**WORK REQUIRED:**
Search the entries below. Return every line that has "Bulgaria" in it.

Start

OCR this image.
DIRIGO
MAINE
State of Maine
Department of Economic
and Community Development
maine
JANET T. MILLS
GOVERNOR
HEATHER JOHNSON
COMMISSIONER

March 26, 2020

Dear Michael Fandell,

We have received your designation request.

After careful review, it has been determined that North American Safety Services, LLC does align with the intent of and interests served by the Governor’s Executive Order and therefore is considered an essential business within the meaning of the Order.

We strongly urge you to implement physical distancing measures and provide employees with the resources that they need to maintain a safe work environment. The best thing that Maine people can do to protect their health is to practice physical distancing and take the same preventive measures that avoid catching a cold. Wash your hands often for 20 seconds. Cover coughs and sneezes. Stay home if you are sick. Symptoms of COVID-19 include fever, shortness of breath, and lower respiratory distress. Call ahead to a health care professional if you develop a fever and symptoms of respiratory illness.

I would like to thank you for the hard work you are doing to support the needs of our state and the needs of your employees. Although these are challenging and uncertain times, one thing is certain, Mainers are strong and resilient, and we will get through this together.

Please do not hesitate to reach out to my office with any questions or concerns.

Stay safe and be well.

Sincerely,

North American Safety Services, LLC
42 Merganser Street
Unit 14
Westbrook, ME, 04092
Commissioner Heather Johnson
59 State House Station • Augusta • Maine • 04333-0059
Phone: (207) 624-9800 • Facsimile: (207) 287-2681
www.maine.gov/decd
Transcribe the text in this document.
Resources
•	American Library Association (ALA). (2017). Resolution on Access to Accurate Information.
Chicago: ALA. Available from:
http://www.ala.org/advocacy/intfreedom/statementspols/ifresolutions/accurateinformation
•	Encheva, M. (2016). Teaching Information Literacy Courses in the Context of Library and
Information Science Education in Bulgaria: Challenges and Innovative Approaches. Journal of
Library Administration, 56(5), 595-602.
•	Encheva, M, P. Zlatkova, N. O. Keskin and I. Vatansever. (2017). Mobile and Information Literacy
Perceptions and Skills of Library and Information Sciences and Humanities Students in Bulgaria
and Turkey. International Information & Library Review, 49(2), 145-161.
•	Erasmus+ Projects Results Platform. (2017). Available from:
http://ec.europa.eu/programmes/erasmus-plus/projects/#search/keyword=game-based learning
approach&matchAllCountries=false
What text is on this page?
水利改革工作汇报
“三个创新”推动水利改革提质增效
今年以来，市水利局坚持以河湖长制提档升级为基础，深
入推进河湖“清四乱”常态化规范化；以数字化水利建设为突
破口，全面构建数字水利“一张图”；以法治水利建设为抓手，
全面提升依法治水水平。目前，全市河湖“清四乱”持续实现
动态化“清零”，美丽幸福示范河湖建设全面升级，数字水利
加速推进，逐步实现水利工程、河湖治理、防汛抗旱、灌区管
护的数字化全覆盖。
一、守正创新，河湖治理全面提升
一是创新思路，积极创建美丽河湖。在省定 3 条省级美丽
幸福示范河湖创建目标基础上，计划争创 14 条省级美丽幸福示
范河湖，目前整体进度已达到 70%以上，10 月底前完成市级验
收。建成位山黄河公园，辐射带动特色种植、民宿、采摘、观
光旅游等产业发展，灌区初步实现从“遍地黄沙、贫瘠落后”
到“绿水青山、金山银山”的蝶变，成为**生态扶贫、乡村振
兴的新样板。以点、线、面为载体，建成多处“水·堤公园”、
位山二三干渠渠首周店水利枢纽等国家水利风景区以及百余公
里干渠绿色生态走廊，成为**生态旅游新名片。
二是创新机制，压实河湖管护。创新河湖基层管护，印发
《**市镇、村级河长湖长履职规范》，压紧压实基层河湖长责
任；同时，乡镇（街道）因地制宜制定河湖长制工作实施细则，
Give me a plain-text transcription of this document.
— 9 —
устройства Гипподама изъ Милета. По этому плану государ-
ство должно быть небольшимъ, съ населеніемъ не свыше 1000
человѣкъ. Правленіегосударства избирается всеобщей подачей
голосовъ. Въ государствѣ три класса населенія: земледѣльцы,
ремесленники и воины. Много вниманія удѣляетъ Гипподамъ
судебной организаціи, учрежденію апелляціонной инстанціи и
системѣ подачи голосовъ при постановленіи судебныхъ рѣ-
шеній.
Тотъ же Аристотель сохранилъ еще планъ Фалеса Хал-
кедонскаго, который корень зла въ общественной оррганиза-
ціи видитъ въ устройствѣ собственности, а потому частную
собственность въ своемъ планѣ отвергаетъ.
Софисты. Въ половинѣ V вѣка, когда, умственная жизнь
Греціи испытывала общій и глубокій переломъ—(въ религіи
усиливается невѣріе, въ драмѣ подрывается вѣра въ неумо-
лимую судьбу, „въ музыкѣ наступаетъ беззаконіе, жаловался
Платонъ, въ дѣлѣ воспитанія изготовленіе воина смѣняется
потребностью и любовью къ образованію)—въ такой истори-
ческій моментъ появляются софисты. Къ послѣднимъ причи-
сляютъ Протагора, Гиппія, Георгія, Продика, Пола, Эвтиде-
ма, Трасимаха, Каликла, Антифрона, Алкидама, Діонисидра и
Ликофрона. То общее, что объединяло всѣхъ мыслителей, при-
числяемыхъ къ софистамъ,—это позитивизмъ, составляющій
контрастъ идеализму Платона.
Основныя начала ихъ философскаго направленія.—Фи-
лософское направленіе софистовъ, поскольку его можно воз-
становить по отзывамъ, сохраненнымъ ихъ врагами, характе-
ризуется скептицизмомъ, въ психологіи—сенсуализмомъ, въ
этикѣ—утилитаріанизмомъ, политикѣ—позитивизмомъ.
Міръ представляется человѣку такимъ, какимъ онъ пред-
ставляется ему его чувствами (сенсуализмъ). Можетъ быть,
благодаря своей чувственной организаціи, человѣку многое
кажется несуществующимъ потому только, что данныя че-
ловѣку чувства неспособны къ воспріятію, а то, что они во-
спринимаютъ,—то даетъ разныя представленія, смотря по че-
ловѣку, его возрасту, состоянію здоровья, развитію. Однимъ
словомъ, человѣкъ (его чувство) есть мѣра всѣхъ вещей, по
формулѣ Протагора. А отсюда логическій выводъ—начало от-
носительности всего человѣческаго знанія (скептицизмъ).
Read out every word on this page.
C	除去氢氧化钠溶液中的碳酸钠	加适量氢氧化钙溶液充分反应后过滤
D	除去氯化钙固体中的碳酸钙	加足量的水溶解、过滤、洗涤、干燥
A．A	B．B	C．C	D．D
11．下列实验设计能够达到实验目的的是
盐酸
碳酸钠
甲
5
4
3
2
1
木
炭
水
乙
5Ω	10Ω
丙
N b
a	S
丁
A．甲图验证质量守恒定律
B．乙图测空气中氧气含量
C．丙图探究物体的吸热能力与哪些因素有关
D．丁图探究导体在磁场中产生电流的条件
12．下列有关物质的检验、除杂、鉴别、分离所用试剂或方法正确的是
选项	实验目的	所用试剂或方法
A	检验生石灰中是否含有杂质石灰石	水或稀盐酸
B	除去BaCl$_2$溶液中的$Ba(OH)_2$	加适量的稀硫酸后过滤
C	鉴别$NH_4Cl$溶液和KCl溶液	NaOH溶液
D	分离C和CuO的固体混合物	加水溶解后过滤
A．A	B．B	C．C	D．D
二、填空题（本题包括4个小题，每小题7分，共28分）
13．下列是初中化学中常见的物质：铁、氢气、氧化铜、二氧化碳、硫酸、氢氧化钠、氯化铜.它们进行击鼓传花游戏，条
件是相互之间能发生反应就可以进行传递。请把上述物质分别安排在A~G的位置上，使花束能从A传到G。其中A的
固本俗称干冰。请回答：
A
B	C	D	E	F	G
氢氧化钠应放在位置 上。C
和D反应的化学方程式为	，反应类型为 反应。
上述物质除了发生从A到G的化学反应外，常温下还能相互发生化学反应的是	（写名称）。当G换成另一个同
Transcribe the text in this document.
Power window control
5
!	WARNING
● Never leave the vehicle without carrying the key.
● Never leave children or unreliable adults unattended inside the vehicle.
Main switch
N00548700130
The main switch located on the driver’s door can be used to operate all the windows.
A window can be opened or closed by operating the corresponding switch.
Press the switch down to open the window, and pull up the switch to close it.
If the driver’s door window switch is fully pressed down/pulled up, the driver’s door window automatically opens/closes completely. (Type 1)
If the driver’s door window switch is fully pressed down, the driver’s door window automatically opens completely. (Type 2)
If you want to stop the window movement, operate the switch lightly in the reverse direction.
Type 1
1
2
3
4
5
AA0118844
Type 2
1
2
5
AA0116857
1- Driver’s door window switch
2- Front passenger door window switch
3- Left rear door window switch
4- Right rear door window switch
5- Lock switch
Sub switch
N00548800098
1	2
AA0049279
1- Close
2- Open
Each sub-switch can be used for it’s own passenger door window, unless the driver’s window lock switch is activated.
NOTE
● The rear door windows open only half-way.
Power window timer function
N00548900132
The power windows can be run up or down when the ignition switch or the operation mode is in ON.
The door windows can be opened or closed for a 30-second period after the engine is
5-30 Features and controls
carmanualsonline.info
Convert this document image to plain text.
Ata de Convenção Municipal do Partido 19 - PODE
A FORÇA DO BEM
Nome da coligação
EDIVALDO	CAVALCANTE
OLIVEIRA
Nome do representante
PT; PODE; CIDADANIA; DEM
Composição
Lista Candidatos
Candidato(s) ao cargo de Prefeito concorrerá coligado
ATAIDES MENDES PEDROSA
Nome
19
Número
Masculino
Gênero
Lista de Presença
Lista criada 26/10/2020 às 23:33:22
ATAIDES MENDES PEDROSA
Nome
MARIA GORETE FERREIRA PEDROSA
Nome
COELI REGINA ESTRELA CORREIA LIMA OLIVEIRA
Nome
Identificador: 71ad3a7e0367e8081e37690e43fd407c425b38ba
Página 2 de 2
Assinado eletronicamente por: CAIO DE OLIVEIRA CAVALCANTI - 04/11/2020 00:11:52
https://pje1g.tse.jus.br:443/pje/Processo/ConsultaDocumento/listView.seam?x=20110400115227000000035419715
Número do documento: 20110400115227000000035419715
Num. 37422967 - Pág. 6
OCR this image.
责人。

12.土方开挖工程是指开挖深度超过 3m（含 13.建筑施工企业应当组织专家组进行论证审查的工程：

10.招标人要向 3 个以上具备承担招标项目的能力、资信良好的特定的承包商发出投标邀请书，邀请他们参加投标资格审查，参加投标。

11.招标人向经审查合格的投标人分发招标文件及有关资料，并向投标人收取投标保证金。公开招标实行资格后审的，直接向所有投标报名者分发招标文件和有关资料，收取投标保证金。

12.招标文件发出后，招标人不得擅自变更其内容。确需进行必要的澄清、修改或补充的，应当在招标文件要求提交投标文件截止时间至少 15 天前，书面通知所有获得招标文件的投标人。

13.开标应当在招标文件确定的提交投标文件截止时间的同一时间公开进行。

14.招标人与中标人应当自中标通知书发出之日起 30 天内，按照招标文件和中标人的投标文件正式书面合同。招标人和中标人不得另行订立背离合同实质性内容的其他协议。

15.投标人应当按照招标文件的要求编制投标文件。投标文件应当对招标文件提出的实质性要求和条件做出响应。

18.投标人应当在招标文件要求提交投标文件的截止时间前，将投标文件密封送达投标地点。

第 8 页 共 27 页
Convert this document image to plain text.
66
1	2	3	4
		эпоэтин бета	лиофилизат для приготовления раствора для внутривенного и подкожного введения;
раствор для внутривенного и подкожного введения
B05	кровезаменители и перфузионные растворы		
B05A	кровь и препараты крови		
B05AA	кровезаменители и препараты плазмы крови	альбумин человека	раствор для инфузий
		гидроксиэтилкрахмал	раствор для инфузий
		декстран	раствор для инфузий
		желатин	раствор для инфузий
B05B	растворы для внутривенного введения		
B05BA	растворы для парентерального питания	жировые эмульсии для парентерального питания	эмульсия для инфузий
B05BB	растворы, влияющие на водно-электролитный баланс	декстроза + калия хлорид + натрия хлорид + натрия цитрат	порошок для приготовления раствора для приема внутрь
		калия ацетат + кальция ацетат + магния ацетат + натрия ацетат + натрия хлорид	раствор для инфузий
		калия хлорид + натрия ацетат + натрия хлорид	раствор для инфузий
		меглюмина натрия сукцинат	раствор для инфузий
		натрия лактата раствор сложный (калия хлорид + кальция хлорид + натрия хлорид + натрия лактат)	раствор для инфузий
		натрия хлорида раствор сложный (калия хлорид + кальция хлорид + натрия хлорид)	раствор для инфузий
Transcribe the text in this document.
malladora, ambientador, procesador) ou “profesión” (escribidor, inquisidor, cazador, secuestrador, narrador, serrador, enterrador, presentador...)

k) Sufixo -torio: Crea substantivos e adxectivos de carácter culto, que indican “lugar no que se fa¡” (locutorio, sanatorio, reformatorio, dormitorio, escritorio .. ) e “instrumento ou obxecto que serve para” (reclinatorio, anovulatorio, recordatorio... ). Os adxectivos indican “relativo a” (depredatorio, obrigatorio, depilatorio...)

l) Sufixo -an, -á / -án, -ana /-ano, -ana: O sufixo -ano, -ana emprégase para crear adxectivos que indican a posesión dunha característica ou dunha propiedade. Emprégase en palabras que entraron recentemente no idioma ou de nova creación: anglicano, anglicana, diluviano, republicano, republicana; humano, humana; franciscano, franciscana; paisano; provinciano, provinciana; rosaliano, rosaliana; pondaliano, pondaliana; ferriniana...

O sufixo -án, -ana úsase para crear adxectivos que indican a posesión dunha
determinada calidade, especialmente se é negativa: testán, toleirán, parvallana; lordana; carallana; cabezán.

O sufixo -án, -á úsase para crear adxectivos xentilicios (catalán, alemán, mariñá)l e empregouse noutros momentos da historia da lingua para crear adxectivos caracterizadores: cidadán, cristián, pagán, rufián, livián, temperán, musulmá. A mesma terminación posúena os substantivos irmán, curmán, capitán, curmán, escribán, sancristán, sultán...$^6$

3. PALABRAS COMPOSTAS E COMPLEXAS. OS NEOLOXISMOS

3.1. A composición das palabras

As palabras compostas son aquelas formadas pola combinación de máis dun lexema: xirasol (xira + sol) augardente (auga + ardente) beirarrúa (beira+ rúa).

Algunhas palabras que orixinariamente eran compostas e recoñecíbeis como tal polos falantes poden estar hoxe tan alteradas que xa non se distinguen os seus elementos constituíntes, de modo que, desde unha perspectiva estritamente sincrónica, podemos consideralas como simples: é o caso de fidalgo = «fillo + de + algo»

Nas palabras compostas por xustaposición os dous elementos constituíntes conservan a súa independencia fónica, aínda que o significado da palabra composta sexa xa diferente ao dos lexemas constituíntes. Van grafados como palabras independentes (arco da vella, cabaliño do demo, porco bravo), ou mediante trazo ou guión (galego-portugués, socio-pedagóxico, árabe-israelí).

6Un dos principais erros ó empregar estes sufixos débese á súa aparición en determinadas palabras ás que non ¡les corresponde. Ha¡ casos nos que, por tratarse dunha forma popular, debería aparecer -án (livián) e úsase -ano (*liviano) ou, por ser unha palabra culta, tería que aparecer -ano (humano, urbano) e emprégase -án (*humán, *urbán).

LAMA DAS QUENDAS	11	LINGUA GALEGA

End

**FINAL RESULT:**
Information Science Education in Bulgaria: Challenges and Innovative Approaches. Journal of
Perceptions and Skills of Library and Information Sciences and Humanities Students in Bulgaria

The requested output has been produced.